Extracted records
──────

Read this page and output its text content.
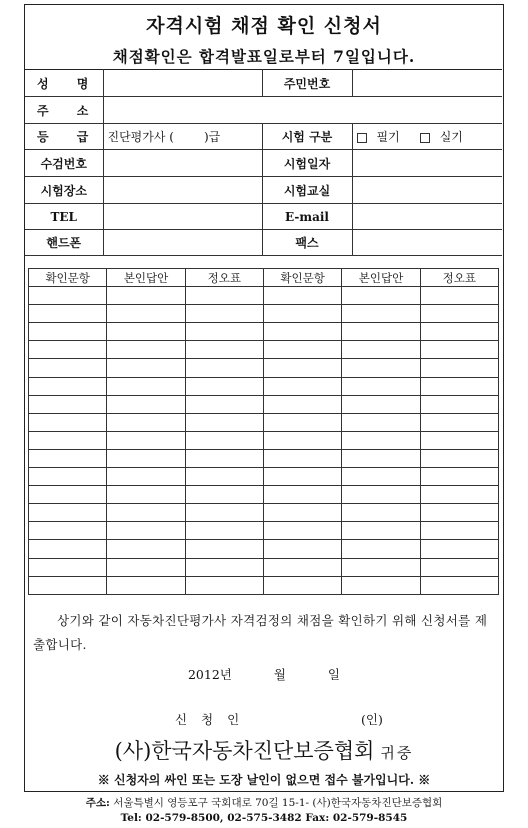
자격시험 채점 확인 신청서
채점확인은 합격발표일로부터 7일입니다.
성 명		주민번호	
주 소			
등 급	진단평가사 ( )급	시험 구분	필기 실기
수검번호		시험일자	
시험장소		시험교실	
TEL		E-mail	
핸드폰		팩스	
확인문항	본인답안	정오표	확인문항	본인답안	정오표

상기와 같이 자동차진단평가사 자격검정의 채점을 확인하기 위해 신청서를 제출합니다.
2012년	월	일
신 청 인	(인)
(사)한국자동차진단보증협회 귀중
※ 신청자의 싸인 또는 도장 날인이 없으면 접수 불가입니다. ※
주소: 서울특별시 영등포구 국회대로 70길 15-1- (사)한국자동차진단보증협회
Tel: 02-579-8500, 02-575-3482 Fax: 02-579-8545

──────

* [What is expected]: Nothing in the entries above should change when they are printed again, except that the pictures are dropped.

* [Problem solution]:
Read this page and output its text content.
자격시험 채점 확인 신청서
채점확인은 합격발표일로부터 7일입니다.
성 명		주민번호	
주 소			
등 급	진단평가사 ( )급	시험 구분	필기 실기
수검번호		시험일자	
시험장소		시험교실	
TEL		E-mail	
핸드폰		팩스	
확인문항	본인답안	정오표	확인문항	본인답안	정오표

상기와 같이 자동차진단평가사 자격검정의 채점을 확인하기 위해 신청서를 제출합니다.
2012년	월	일
신 청 인	(인)
(사)한국자동차진단보증협회 귀중
※ 신청자의 싸인 또는 도장 날인이 없으면 접수 불가입니다. ※
주소: 서울특별시 영등포구 국회대로 70길 15-1- (사)한국자동차진단보증협회
Tel: 02-579-8500, 02-575-3482 Fax: 02-579-8545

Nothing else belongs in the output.